• **Available data**
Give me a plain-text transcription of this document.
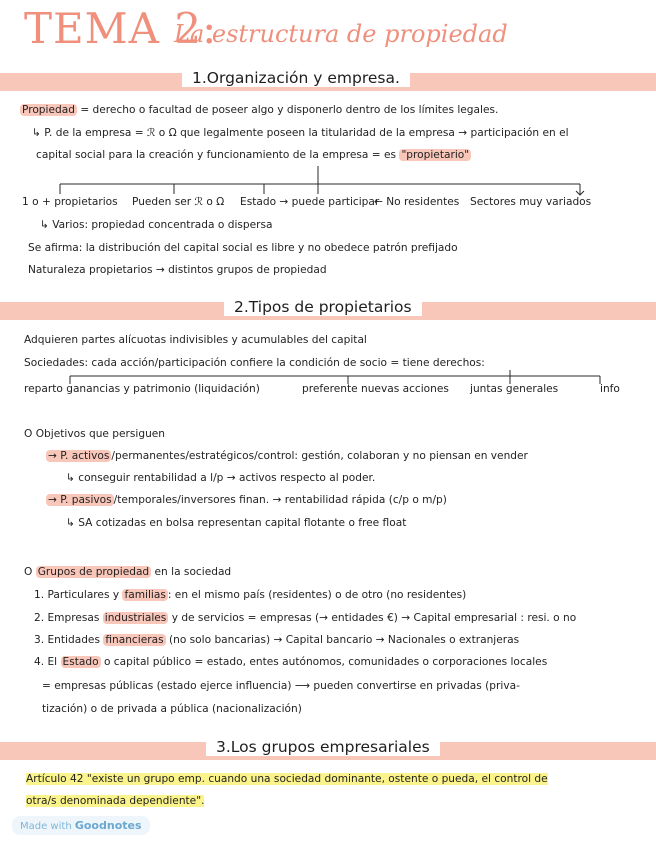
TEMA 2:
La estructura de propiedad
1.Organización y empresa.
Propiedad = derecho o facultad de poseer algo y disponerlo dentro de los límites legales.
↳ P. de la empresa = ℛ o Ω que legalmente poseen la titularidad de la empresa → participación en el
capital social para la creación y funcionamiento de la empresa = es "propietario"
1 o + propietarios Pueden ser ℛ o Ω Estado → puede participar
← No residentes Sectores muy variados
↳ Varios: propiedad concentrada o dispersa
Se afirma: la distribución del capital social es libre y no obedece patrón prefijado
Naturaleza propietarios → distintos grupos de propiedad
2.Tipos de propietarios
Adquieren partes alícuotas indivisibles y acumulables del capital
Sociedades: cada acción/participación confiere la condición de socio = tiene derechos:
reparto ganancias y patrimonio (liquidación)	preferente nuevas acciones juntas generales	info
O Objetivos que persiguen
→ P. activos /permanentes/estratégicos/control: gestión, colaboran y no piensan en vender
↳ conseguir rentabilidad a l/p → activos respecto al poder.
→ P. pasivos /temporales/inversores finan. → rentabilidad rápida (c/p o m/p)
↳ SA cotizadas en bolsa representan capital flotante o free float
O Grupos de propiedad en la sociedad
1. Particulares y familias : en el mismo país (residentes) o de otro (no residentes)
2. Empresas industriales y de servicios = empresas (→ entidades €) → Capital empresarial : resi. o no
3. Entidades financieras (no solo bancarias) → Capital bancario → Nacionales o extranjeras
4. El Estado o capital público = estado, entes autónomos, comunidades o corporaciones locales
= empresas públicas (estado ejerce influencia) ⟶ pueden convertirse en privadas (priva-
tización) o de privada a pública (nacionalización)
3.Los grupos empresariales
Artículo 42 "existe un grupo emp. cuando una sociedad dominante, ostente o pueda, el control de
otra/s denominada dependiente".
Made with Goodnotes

• **Your instructions**
Skip the pictures and print each record exactly as it stands.

• **Answer for the task**
Give me a plain-text transcription of this document.
TEMA 2:
La estructura de propiedad
1.Organización y empresa.
Propiedad = derecho o facultad de poseer algo y disponerlo dentro de los límites legales.
↳ P. de la empresa = ℛ o Ω que legalmente poseen la titularidad de la empresa → participación en el
capital social para la creación y funcionamiento de la empresa = es "propietario"
1 o + propietarios Pueden ser ℛ o Ω Estado → puede participar
← No residentes Sectores muy variados
↳ Varios: propiedad concentrada o dispersa
Se afirma: la distribución del capital social es libre y no obedece patrón prefijado
Naturaleza propietarios → distintos grupos de propiedad
2.Tipos de propietarios
Adquieren partes alícuotas indivisibles y acumulables del capital
Sociedades: cada acción/participación confiere la condición de socio = tiene derechos:
reparto ganancias y patrimonio (liquidación)	preferente nuevas acciones juntas generales	info
O Objetivos que persiguen
→ P. activos /permanentes/estratégicos/control: gestión, colaboran y no piensan en vender
↳ conseguir rentabilidad a l/p → activos respecto al poder.
→ P. pasivos /temporales/inversores finan. → rentabilidad rápida (c/p o m/p)
↳ SA cotizadas en bolsa representan capital flotante o free float
O Grupos de propiedad en la sociedad
1. Particulares y familias : en el mismo país (residentes) o de otro (no residentes)
2. Empresas industriales y de servicios = empresas (→ entidades €) → Capital empresarial : resi. o no
3. Entidades financieras (no solo bancarias) → Capital bancario → Nacionales o extranjeras
4. El Estado o capital público = estado, entes autónomos, comunidades o corporaciones locales
= empresas públicas (estado ejerce influencia) ⟶ pueden convertirse en privadas (priva-
tización) o de privada a pública (nacionalización)
3.Los grupos empresariales
Artículo 42 "existe un grupo emp. cuando una sociedad dominante, ostente o pueda, el control de
otra/s denominada dependiente".
Made with Goodnotes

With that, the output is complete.